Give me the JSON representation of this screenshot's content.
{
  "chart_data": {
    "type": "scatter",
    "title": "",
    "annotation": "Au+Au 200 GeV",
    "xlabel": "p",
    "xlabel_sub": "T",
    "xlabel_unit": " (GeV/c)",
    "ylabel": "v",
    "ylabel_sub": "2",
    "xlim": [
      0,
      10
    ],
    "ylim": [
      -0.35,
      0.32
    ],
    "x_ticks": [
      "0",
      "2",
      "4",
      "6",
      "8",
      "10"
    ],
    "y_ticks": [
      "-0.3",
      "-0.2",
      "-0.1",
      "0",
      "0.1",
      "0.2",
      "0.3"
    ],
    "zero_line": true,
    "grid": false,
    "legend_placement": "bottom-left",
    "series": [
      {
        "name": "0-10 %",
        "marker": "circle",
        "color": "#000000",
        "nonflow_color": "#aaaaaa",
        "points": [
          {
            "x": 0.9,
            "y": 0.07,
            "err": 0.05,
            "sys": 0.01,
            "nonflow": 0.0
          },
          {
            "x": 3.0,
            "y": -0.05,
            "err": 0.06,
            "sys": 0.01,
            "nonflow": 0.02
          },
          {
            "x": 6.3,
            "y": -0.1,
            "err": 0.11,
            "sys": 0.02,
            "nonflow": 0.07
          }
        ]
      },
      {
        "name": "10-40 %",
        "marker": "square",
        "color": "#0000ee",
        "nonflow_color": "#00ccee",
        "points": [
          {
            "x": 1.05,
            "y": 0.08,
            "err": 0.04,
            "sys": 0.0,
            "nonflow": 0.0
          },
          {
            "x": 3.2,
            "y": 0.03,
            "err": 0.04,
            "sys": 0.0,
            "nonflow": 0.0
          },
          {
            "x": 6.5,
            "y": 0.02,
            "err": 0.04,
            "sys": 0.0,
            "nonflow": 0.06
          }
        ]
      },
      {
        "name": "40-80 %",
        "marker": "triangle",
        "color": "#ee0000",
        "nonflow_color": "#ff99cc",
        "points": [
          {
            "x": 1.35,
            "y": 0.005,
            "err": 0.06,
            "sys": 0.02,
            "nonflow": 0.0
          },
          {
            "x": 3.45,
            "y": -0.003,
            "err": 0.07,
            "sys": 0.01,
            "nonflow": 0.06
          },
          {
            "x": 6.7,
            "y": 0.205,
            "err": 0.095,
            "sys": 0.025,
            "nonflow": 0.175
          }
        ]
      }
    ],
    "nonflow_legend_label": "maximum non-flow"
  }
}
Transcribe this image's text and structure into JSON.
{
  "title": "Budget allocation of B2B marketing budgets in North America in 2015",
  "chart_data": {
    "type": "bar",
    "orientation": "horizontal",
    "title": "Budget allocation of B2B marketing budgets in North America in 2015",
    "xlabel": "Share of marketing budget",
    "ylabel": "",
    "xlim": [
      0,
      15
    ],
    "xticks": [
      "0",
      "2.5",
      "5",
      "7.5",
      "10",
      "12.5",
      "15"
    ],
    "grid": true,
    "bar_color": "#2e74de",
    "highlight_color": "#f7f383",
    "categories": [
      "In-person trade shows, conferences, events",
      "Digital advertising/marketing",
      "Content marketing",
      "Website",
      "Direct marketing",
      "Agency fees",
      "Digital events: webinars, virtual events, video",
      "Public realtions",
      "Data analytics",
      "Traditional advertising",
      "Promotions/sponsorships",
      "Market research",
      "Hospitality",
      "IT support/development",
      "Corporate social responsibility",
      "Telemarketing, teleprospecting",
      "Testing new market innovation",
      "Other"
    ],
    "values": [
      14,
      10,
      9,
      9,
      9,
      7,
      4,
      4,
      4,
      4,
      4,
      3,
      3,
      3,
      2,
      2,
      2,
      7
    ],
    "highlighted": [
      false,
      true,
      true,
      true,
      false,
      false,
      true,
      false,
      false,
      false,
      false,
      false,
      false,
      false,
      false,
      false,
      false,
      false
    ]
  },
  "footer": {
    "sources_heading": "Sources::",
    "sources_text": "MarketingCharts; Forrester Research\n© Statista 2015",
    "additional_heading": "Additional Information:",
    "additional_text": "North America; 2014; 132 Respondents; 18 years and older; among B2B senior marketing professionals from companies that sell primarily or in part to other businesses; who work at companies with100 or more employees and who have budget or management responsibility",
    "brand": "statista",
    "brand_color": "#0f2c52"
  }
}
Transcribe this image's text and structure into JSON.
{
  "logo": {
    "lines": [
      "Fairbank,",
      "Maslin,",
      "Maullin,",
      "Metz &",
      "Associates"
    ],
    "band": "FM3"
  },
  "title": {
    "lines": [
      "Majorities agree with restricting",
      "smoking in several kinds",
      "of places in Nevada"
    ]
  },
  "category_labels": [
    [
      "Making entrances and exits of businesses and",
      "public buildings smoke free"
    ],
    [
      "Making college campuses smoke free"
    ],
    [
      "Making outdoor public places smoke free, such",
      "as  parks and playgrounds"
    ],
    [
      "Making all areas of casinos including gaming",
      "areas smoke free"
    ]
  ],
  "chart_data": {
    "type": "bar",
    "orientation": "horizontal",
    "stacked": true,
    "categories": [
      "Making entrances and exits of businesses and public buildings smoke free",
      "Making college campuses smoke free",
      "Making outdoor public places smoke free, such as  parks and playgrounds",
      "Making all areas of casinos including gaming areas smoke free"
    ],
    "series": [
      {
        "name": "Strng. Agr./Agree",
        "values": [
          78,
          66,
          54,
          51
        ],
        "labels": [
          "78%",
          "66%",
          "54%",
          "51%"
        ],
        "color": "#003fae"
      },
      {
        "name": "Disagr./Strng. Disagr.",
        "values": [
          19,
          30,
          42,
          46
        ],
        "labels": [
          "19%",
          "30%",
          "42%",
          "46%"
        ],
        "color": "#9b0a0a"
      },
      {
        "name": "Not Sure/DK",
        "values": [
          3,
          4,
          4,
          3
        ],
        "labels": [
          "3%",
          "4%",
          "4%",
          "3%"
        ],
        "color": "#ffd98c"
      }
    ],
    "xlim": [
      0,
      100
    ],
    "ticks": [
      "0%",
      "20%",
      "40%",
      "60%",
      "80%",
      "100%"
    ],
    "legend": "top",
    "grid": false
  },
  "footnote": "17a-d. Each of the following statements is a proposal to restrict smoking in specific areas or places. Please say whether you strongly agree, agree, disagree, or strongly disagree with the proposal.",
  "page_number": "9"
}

> _WHAT IS ASKED_
Please output the entire listing exactly as it stands.

> _RESPONSE TO THIS EXERCISE_
Give me the JSON representation of this screenshot's content.
{
  "chart_data": {
    "type": "scatter",
    "title": "",
    "annotation": "Au+Au 200 GeV",
    "xlabel": "p",
    "xlabel_sub": "T",
    "xlabel_unit": " (GeV/c)",
    "ylabel": "v",
    "ylabel_sub": "2",
    "xlim": [
      0,
      10
    ],
    "ylim": [
      -0.35,
      0.32
    ],
    "x_ticks": [
      "0",
      "2",
      "4",
      "6",
      "8",
      "10"
    ],
    "y_ticks": [
      "-0.3",
      "-0.2",
      "-0.1",
      "0",
      "0.1",
      "0.2",
      "0.3"
    ],
    "zero_line": true,
    "grid": false,
    "legend_placement": "bottom-left",
    "series": [
      {
        "name": "0-10 %",
        "marker": "circle",
        "color": "#000000",
        "nonflow_color": "#aaaaaa",
        "points": [
          {
            "x": 0.9,
            "y": 0.07,
            "err": 0.05,
            "sys": 0.01,
            "nonflow": 0.0
          },
          {
            "x": 3.0,
            "y": -0.05,
            "err": 0.06,
            "sys": 0.01,
            "nonflow": 0.02
          },
          {
            "x": 6.3,
            "y": -0.1,
            "err": 0.11,
            "sys": 0.02,
            "nonflow": 0.07
          }
        ]
      },
      {
        "name": "10-40 %",
        "marker": "square",
        "color": "#0000ee",
        "nonflow_color": "#00ccee",
        "points": [
          {
            "x": 1.05,
            "y": 0.08,
            "err": 0.04,
            "sys": 0.0,
            "nonflow": 0.0
          },
          {
            "x": 3.2,
            "y": 0.03,
            "err": 0.04,
            "sys": 0.0,
            "nonflow": 0.0
          },
          {
            "x": 6.5,
            "y": 0.02,
            "err": 0.04,
            "sys": 0.0,
            "nonflow": 0.06
          }
        ]
      },
      {
        "name": "40-80 %",
        "marker": "triangle",
        "color": "#ee0000",
        "nonflow_color": "#ff99cc",
        "points": [
          {
            "x": 1.35,
            "y": 0.005,
            "err": 0.06,
            "sys": 0.02,
            "nonflow": 0.0
          },
          {
            "x": 3.45,
            "y": -0.003,
            "err": 0.07,
            "sys": 0.01,
            "nonflow": 0.06
          },
          {
            "x": 6.7,
            "y": 0.205,
            "err": 0.095,
            "sys": 0.025,
            "nonflow": 0.175
          }
        ]
      }
    ],
    "nonflow_legend_label": "maximum non-flow"
  }
}
Transcribe this image's text and structure into JSON.
{
  "title": "Budget allocation of B2B marketing budgets in North America in 2015",
  "chart_data": {
    "type": "bar",
    "orientation": "horizontal",
    "title": "Budget allocation of B2B marketing budgets in North America in 2015",
    "xlabel": "Share of marketing budget",
    "ylabel": "",
    "xlim": [
      0,
      15
    ],
    "xticks": [
      "0",
      "2.5",
      "5",
      "7.5",
      "10",
      "12.5",
      "15"
    ],
    "grid": true,
    "bar_color": "#2e74de",
    "highlight_color": "#f7f383",
    "categories": [
      "In-person trade shows, conferences, events",
      "Digital advertising/marketing",
      "Content marketing",
      "Website",
      "Direct marketing",
      "Agency fees",
      "Digital events: webinars, virtual events, video",
      "Public realtions",
      "Data analytics",
      "Traditional advertising",
      "Promotions/sponsorships",
      "Market research",
      "Hospitality",
      "IT support/development",
      "Corporate social responsibility",
      "Telemarketing, teleprospecting",
      "Testing new market innovation",
      "Other"
    ],
    "values": [
      14,
      10,
      9,
      9,
      9,
      7,
      4,
      4,
      4,
      4,
      4,
      3,
      3,
      3,
      2,
      2,
      2,
      7
    ],
    "highlighted": [
      false,
      true,
      true,
      true,
      false,
      false,
      true,
      false,
      false,
      false,
      false,
      false,
      false,
      false,
      false,
      false,
      false,
      false
    ]
  },
  "footer": {
    "sources_heading": "Sources::",
    "sources_text": "MarketingCharts; Forrester Research\n© Statista 2015",
    "additional_heading": "Additional Information:",
    "additional_text": "North America; 2014; 132 Respondents; 18 years and older; among B2B senior marketing professionals from companies that sell primarily or in part to other businesses; who work at companies with100 or more employees and who have budget or management responsibility",
    "brand": "statista",
    "brand_color": "#0f2c52"
  }
}
Transcribe this image's text and structure into JSON.
{
  "logo": {
    "lines": [
      "Fairbank,",
      "Maslin,",
      "Maullin,",
      "Metz &",
      "Associates"
    ],
    "band": "FM3"
  },
  "title": {
    "lines": [
      "Majorities agree with restricting",
      "smoking in several kinds",
      "of places in Nevada"
    ]
  },
  "category_labels": [
    [
      "Making entrances and exits of businesses and",
      "public buildings smoke free"
    ],
    [
      "Making college campuses smoke free"
    ],
    [
      "Making outdoor public places smoke free, such",
      "as  parks and playgrounds"
    ],
    [
      "Making all areas of casinos including gaming",
      "areas smoke free"
    ]
  ],
  "chart_data": {
    "type": "bar",
    "orientation": "horizontal",
    "stacked": true,
    "categories": [
      "Making entrances and exits of businesses and public buildings smoke free",
      "Making college campuses smoke free",
      "Making outdoor public places smoke free, such as  parks and playgrounds",
      "Making all areas of casinos including gaming areas smoke free"
    ],
    "series": [
      {
        "name": "Strng. Agr./Agree",
        "values": [
          78,
          66,
          54,
          51
        ],
        "labels": [
          "78%",
          "66%",
          "54%",
          "51%"
        ],
        "color": "#003fae"
      },
      {
        "name": "Disagr./Strng. Disagr.",
        "values": [
          19,
          30,
          42,
          46
        ],
        "labels": [
          "19%",
          "30%",
          "42%",
          "46%"
        ],
        "color": "#9b0a0a"
      },
      {
        "name": "Not Sure/DK",
        "values": [
          3,
          4,
          4,
          3
        ],
        "labels": [
          "3%",
          "4%",
          "4%",
          "3%"
        ],
        "color": "#ffd98c"
      }
    ],
    "xlim": [
      0,
      100
    ],
    "ticks": [
      "0%",
      "20%",
      "40%",
      "60%",
      "80%",
      "100%"
    ],
    "legend": "top",
    "grid": false
  },
  "footnote": "17a-d. Each of the following statements is a proposal to restrict smoking in specific areas or places. Please say whether you strongly agree, agree, disagree, or strongly disagree with the proposal.",
  "page_number": "9"
}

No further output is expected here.